- **GOAL OF THE EXERCISE**: All records should be reproduced verbatim.

+++ INFORMATION SUPPLIED

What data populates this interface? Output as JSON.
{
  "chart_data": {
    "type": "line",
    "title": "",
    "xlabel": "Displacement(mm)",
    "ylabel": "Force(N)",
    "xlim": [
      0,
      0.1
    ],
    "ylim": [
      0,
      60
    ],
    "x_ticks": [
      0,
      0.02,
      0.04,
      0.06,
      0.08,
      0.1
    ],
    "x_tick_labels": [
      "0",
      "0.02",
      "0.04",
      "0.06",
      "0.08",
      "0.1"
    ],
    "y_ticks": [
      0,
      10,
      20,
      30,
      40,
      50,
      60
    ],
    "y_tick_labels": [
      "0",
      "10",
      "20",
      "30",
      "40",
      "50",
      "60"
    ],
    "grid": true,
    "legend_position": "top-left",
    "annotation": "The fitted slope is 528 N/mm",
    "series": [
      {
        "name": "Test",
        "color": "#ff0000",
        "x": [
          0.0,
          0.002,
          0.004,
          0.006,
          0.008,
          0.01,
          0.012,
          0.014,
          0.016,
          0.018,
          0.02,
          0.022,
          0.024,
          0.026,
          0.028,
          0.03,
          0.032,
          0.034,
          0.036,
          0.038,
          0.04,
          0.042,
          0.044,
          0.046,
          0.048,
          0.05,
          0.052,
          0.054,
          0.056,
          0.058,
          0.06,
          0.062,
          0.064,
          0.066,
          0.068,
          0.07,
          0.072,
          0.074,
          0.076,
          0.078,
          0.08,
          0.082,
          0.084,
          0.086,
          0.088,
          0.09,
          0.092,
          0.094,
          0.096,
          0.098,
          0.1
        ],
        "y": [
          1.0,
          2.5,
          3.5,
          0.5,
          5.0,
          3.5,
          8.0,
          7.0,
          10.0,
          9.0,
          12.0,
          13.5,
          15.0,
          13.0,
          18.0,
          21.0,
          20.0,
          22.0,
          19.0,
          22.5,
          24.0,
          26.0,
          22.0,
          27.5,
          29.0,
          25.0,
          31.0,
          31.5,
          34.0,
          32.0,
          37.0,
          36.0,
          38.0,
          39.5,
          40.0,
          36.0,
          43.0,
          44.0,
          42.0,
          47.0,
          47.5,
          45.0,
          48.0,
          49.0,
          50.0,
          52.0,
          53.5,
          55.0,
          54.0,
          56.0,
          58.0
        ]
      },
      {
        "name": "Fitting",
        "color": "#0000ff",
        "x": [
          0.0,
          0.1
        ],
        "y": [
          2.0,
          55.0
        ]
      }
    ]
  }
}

++++++

- **ANSWER TO THE TASK**:
What data populates this interface? Output as JSON.
{
  "chart_data": {
    "type": "line",
    "title": "",
    "xlabel": "Displacement(mm)",
    "ylabel": "Force(N)",
    "xlim": [
      0,
      0.1
    ],
    "ylim": [
      0,
      60
    ],
    "x_ticks": [
      0,
      0.02,
      0.04,
      0.06,
      0.08,
      0.1
    ],
    "x_tick_labels": [
      "0",
      "0.02",
      "0.04",
      "0.06",
      "0.08",
      "0.1"
    ],
    "y_ticks": [
      0,
      10,
      20,
      30,
      40,
      50,
      60
    ],
    "y_tick_labels": [
      "0",
      "10",
      "20",
      "30",
      "40",
      "50",
      "60"
    ],
    "grid": true,
    "legend_position": "top-left",
    "annotation": "The fitted slope is 528 N/mm",
    "series": [
      {
        "name": "Test",
        "color": "#ff0000",
        "x": [
          0.0,
          0.002,
          0.004,
          0.006,
          0.008,
          0.01,
          0.012,
          0.014,
          0.016,
          0.018,
          0.02,
          0.022,
          0.024,
          0.026,
          0.028,
          0.03,
          0.032,
          0.034,
          0.036,
          0.038,
          0.04,
          0.042,
          0.044,
          0.046,
          0.048,
          0.05,
          0.052,
          0.054,
          0.056,
          0.058,
          0.06,
          0.062,
          0.064,
          0.066,
          0.068,
          0.07,
          0.072,
          0.074,
          0.076,
          0.078,
          0.08,
          0.082,
          0.084,
          0.086,
          0.088,
          0.09,
          0.092,
          0.094,
          0.096,
          0.098,
          0.1
        ],
        "y": [
          1.0,
          2.5,
          3.5,
          0.5,
          5.0,
          3.5,
          8.0,
          7.0,
          10.0,
          9.0,
          12.0,
          13.5,
          15.0,
          13.0,
          18.0,
          21.0,
          20.0,
          22.0,
          19.0,
          22.5,
          24.0,
          26.0,
          22.0,
          27.5,
          29.0,
          25.0,
          31.0,
          31.5,
          34.0,
          32.0,
          37.0,
          36.0,
          38.0,
          39.5,
          40.0,
          36.0,
          43.0,
          44.0,
          42.0,
          47.0,
          47.5,
          45.0,
          48.0,
          49.0,
          50.0,
          52.0,
          53.5,
          55.0,
          54.0,
          56.0,
          58.0
        ]
      },
      {
        "name": "Fitting",
        "color": "#0000ff",
        "x": [
          0.0,
          0.1
        ],
        "y": [
          2.0,
          55.0
        ]
      }
    ]
  }
}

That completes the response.